Dataset entries on figures
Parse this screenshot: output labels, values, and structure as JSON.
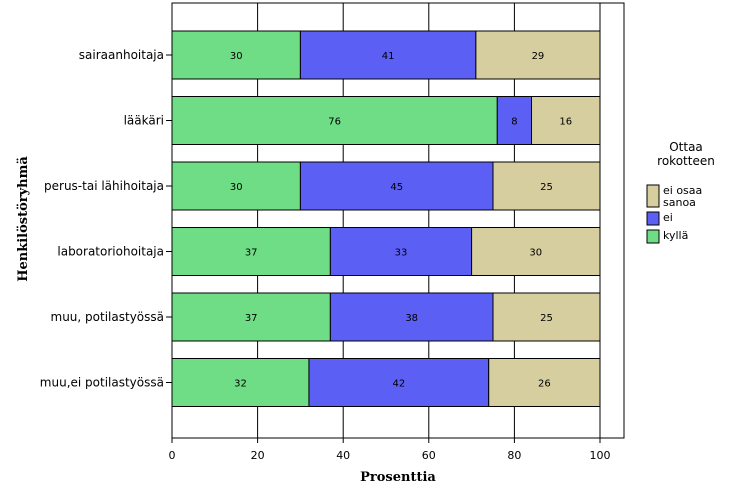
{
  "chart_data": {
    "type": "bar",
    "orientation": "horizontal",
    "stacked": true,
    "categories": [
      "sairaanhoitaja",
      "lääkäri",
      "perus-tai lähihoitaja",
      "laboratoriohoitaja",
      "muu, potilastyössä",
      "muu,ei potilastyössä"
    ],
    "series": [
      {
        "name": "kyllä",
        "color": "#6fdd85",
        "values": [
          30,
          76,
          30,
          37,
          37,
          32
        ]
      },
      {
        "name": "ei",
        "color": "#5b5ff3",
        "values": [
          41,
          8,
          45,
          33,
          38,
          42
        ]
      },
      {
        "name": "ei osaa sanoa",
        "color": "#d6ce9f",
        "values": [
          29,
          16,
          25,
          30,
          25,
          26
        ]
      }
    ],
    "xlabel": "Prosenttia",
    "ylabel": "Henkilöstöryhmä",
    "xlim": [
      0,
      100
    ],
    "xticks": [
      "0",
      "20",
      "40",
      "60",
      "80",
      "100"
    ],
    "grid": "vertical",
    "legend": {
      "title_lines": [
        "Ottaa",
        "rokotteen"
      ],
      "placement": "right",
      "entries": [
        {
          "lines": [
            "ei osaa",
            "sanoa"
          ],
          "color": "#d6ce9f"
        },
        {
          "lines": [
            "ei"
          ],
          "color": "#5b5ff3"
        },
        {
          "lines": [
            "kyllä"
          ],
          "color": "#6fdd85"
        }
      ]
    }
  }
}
* * *
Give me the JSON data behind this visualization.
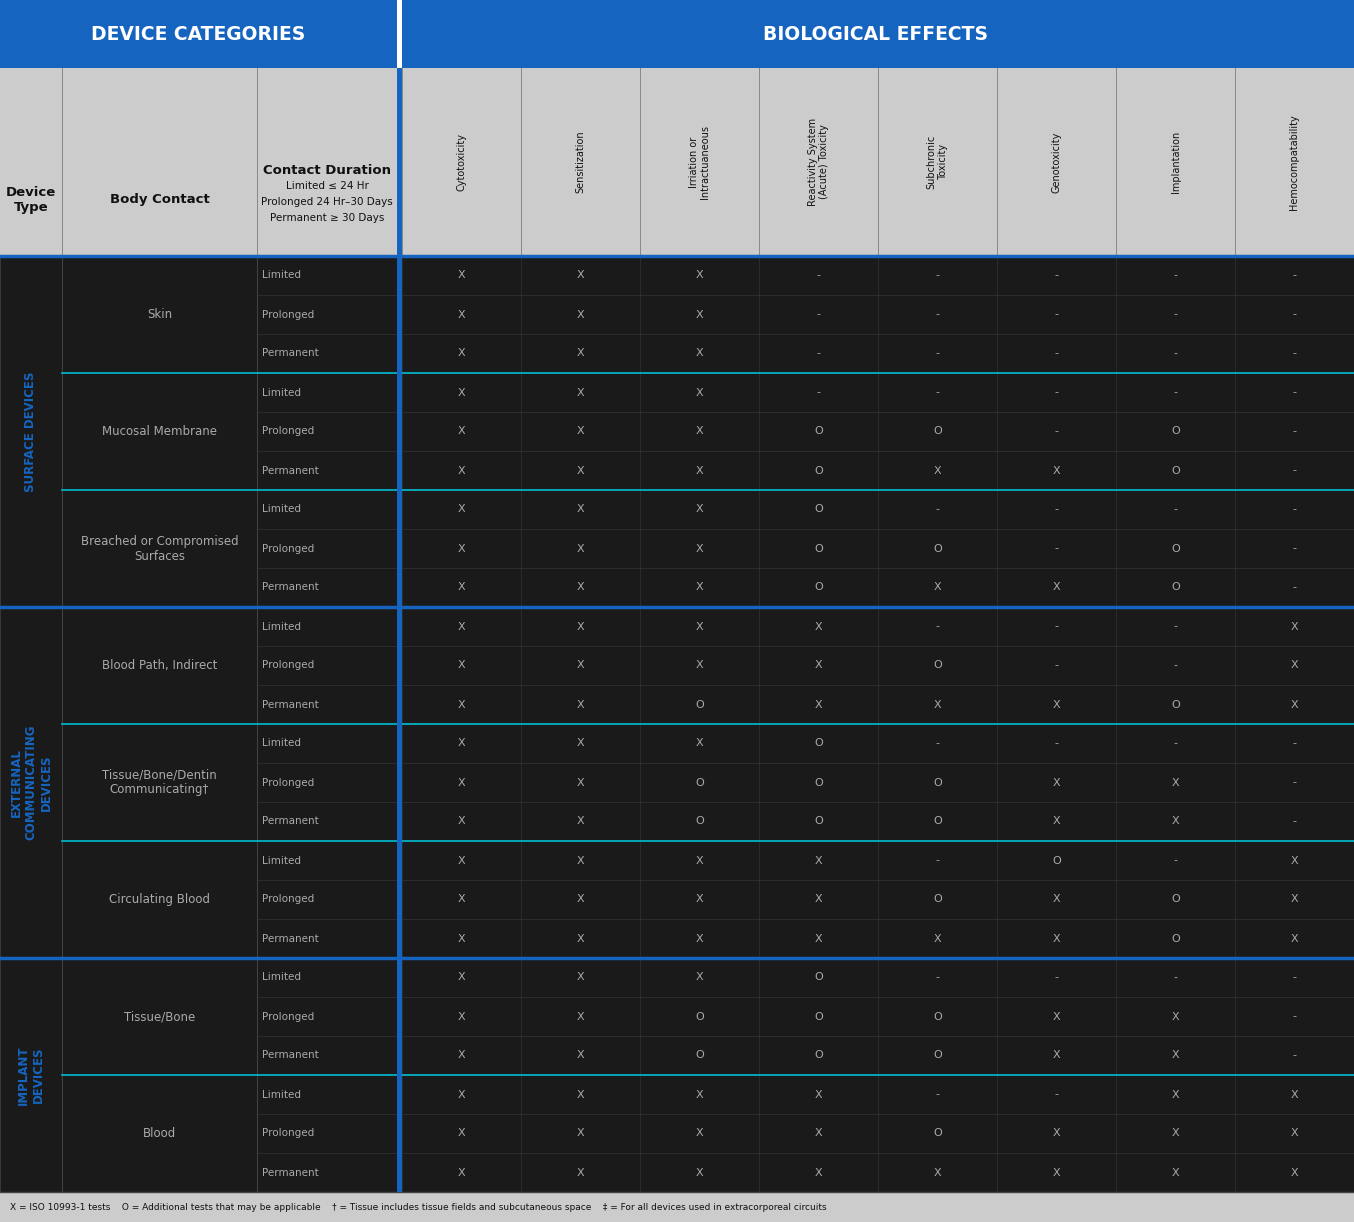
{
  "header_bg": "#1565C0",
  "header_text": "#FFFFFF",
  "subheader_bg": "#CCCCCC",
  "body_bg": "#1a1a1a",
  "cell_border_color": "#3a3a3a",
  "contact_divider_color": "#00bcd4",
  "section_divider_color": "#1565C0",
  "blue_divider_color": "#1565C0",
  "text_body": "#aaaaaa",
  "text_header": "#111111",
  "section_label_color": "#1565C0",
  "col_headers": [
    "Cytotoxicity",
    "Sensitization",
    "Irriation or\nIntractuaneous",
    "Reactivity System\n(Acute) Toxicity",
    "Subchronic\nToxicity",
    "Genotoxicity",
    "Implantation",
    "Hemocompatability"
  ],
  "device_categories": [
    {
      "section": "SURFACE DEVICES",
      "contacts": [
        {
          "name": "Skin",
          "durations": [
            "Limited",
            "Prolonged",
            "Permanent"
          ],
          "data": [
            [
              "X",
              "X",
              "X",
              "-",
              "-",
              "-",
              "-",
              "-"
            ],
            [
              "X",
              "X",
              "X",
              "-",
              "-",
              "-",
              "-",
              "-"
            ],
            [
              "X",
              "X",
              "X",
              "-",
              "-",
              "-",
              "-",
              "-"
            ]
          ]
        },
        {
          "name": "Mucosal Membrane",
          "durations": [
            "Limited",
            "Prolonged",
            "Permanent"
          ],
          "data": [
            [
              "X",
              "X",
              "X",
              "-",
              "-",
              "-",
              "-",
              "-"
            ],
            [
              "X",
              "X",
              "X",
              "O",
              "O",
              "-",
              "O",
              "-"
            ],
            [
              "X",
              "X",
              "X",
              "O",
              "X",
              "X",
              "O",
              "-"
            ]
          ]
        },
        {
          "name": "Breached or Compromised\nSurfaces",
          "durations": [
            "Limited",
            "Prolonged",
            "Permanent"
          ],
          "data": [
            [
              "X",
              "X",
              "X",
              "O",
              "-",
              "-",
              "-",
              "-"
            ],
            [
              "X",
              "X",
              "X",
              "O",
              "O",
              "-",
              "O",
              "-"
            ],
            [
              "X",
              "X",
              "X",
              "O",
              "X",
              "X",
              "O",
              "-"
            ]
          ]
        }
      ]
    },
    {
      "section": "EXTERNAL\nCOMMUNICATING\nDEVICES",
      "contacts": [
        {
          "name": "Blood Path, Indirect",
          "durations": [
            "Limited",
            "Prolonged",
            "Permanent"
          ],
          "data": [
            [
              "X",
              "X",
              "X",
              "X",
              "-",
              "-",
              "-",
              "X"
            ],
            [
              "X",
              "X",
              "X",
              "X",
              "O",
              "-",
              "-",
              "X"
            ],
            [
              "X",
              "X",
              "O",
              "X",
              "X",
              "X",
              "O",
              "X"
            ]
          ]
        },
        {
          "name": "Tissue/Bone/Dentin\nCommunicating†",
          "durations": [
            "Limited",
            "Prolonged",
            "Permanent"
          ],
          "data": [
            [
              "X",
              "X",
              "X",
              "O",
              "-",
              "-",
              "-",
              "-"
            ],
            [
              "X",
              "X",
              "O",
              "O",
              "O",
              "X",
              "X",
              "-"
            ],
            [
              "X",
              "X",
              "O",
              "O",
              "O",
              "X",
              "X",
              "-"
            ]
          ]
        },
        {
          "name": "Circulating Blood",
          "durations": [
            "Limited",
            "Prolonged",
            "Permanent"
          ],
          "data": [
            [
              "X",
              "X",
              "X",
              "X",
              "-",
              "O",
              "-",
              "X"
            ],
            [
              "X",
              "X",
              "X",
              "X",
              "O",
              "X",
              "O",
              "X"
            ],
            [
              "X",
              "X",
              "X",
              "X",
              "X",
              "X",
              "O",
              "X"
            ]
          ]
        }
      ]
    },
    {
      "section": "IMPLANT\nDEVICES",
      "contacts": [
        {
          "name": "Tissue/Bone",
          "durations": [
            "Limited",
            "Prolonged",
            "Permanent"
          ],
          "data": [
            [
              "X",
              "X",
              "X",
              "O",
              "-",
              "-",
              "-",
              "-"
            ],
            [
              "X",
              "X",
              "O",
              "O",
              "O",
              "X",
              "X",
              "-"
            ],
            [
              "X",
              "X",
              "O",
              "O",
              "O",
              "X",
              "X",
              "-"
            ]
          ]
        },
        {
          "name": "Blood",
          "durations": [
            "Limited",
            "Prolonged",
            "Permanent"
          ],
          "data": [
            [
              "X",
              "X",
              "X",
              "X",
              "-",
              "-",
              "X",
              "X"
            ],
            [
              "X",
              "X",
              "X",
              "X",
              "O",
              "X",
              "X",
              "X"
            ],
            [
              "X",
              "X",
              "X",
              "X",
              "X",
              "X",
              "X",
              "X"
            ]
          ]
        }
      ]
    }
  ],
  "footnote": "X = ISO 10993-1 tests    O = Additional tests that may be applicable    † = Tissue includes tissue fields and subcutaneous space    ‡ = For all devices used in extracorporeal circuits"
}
* * *
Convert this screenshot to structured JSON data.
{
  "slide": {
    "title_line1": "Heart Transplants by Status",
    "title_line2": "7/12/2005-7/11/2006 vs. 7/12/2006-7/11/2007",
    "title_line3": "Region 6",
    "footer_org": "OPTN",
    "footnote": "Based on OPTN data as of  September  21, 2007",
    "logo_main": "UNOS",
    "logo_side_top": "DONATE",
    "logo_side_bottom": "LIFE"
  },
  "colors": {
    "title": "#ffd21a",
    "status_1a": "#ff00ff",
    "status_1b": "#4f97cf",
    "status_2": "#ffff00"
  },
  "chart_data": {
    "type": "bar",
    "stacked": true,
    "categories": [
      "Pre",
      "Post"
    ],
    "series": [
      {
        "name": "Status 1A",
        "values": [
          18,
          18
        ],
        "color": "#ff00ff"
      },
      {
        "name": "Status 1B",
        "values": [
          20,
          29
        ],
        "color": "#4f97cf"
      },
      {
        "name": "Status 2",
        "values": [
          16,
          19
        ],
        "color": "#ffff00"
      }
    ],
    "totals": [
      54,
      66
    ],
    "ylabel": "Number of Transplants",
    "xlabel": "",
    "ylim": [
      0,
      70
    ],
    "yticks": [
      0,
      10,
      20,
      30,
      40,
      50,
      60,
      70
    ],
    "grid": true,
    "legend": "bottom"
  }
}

Exercise directions
Out of the material above, gather each line where "OPTN" appears.

Solution
    "footer_org": "OPTN",
    "footnote": "Based on OPTN data as of  September  21, 2007",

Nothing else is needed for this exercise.